Exercise aim: Would you print all of the entries exactly, please, but without their pictures?

[Dataset rows of page text]
╭──

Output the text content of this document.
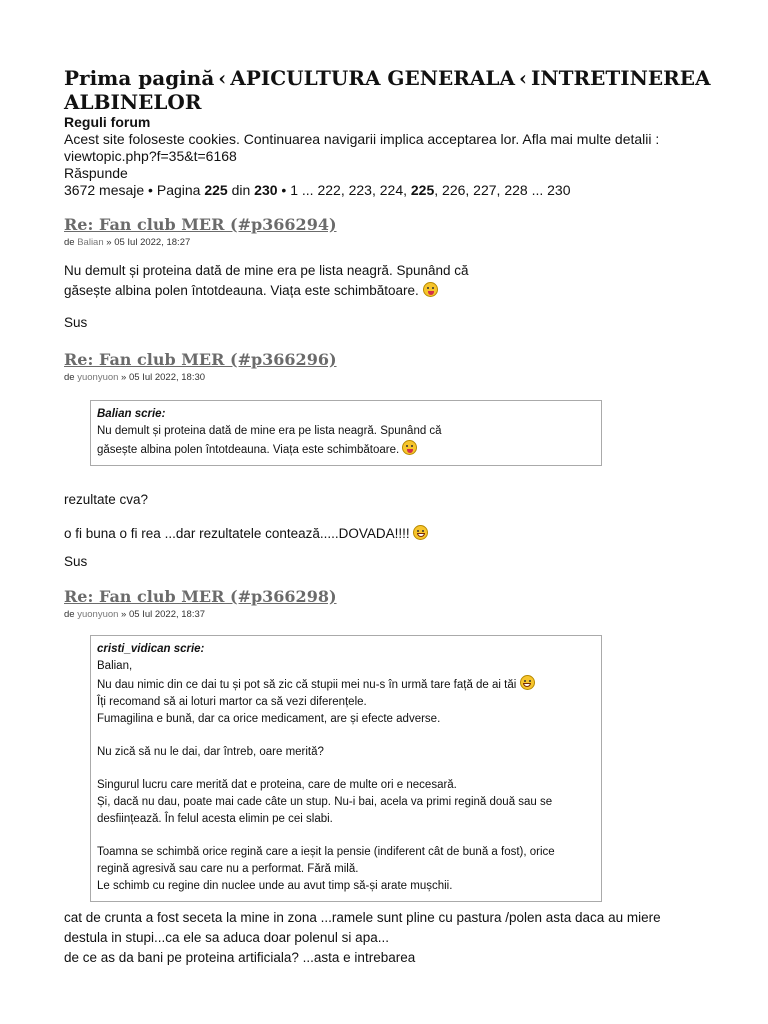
Prima pagină ‹ APICULTURA GENERALA ‹ INTRETINEREA ALBINELOR

Reguli forum

Acest site foloseste cookies. Continuarea navigarii implica acceptarea lor. Afla mai multe detalii :

viewtopic.php?f=35&t=6168

Răspunde

3672 mesaje • Pagina 225 din 230 • 1 ... 222, 223, 224, 225, 226, 227, 228 ... 230

Re: Fan club MER (#p366294)

de Balian » 05 Iul 2022, 18:27

Nu demult și proteina dată de mine era pe lista neagră. Spunând că

găsește albina polen întotdeauna. Viața este schimbătoare.

Sus

Re: Fan club MER (#p366296)

de yuonyuon » 05 Iul 2022, 18:30

Balian scrie:

Nu demult și proteina dată de mine era pe lista neagră. Spunând că

găsește albina polen întotdeauna. Viața este schimbătoare.

rezultate cva?

o fi buna o fi rea ...dar rezultatele contează.....DOVADA!!!!

Sus

Re: Fan club MER (#p366298)

de yuonyuon » 05 Iul 2022, 18:37

cristi_vidican scrie:

Balian,

Nu dau nimic din ce dai tu și pot să zic că stupii mei nu-s în urmă tare față de ai tăi

Îți recomand să ai loturi martor ca să vezi diferențele.

Fumagilina e bună, dar ca orice medicament, are și efecte adverse.

Nu zică să nu le dai, dar întreb, oare merită?

Singurul lucru care merită dat e proteina, care de multe ori e necesară.

Și, dacă nu dau, poate mai cade câte un stup. Nu-i bai, acela va primi regină două sau se

desființează. În felul acesta elimin pe cei slabi.

Toamna se schimbă orice regină care a ieșit la pensie (indiferent cât de bună a fost), orice

regină agresivă sau care nu a performat. Fără milă.

Le schimb cu regine din nuclee unde au avut timp să-și arate mușchii.

cat de crunta a fost seceta la mine in zona ...ramele sunt pline cu pastura /polen asta daca au miere

destula in stupi...ca ele sa aduca doar polenul si apa...

de ce as da bani pe proteina artificiala? ...asta e intrebarea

╰──

Task answer:
Output the text content of this document.
Prima pagină ‹ APICULTURA GENERALA ‹ INTRETINEREA ALBINELOR

Reguli forum

Acest site foloseste cookies. Continuarea navigarii implica acceptarea lor. Afla mai multe detalii :

viewtopic.php?f=35&t=6168

Răspunde

3672 mesaje • Pagina 225 din 230 • 1 ... 222, 223, 224, 225, 226, 227, 228 ... 230

Re: Fan club MER (#p366294)

de Balian » 05 Iul 2022, 18:27

Nu demult și proteina dată de mine era pe lista neagră. Spunând că

găsește albina polen întotdeauna. Viața este schimbătoare.

Sus

Re: Fan club MER (#p366296)

de yuonyuon » 05 Iul 2022, 18:30

Balian scrie:

Nu demult și proteina dată de mine era pe lista neagră. Spunând că

găsește albina polen întotdeauna. Viața este schimbătoare.

rezultate cva?

o fi buna o fi rea ...dar rezultatele contează.....DOVADA!!!!

Sus

Re: Fan club MER (#p366298)

de yuonyuon » 05 Iul 2022, 18:37

cristi_vidican scrie:

Balian,

Nu dau nimic din ce dai tu și pot să zic că stupii mei nu-s în urmă tare față de ai tăi

Îți recomand să ai loturi martor ca să vezi diferențele.

Fumagilina e bună, dar ca orice medicament, are și efecte adverse.

Nu zică să nu le dai, dar întreb, oare merită?

Singurul lucru care merită dat e proteina, care de multe ori e necesară.

Și, dacă nu dau, poate mai cade câte un stup. Nu-i bai, acela va primi regină două sau se

desființează. În felul acesta elimin pe cei slabi.

Toamna se schimbă orice regină care a ieșit la pensie (indiferent cât de bună a fost), orice

regină agresivă sau care nu a performat. Fără milă.

Le schimb cu regine din nuclee unde au avut timp să-și arate mușchii.

cat de crunta a fost seceta la mine in zona ...ramele sunt pline cu pastura /polen asta daca au miere

destula in stupi...ca ele sa aduca doar polenul si apa...

de ce as da bani pe proteina artificiala? ...asta e intrebarea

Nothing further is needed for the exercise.